* **Work to complete**: Copy out all the lines exactly. Omit pictures.

--- BEGIN Material provided ---

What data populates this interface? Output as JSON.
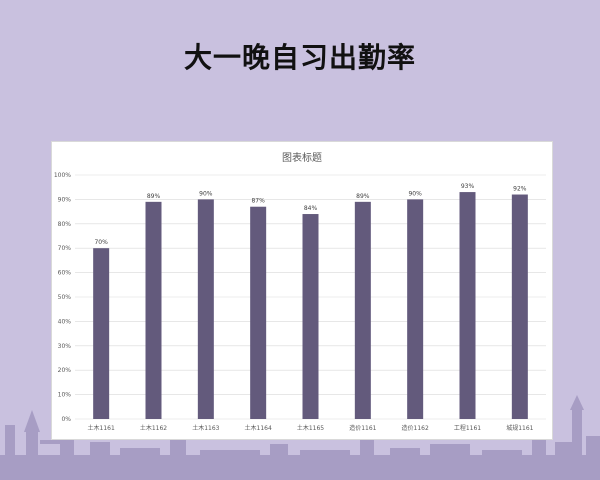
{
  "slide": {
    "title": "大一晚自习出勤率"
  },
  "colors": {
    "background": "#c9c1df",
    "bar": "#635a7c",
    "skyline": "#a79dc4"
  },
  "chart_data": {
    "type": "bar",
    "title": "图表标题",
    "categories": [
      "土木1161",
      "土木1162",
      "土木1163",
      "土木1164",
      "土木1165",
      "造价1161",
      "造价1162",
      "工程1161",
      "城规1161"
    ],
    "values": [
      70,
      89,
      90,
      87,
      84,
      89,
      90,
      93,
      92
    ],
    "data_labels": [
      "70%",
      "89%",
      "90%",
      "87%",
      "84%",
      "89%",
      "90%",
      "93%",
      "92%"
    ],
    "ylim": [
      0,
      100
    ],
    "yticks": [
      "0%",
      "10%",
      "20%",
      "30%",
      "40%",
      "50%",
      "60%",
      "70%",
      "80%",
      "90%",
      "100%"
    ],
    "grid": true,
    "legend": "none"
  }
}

--- END Material provided ---

* **Finished answer**:
What data populates this interface? Output as JSON.
{
  "slide": {
    "title": "大一晚自习出勤率"
  },
  "colors": {
    "background": "#c9c1df",
    "bar": "#635a7c",
    "skyline": "#a79dc4"
  },
  "chart_data": {
    "type": "bar",
    "title": "图表标题",
    "categories": [
      "土木1161",
      "土木1162",
      "土木1163",
      "土木1164",
      "土木1165",
      "造价1161",
      "造价1162",
      "工程1161",
      "城规1161"
    ],
    "values": [
      70,
      89,
      90,
      87,
      84,
      89,
      90,
      93,
      92
    ],
    "data_labels": [
      "70%",
      "89%",
      "90%",
      "87%",
      "84%",
      "89%",
      "90%",
      "93%",
      "92%"
    ],
    "ylim": [
      0,
      100
    ],
    "yticks": [
      "0%",
      "10%",
      "20%",
      "30%",
      "40%",
      "50%",
      "60%",
      "70%",
      "80%",
      "90%",
      "100%"
    ],
    "grid": true,
    "legend": "none"
  }
}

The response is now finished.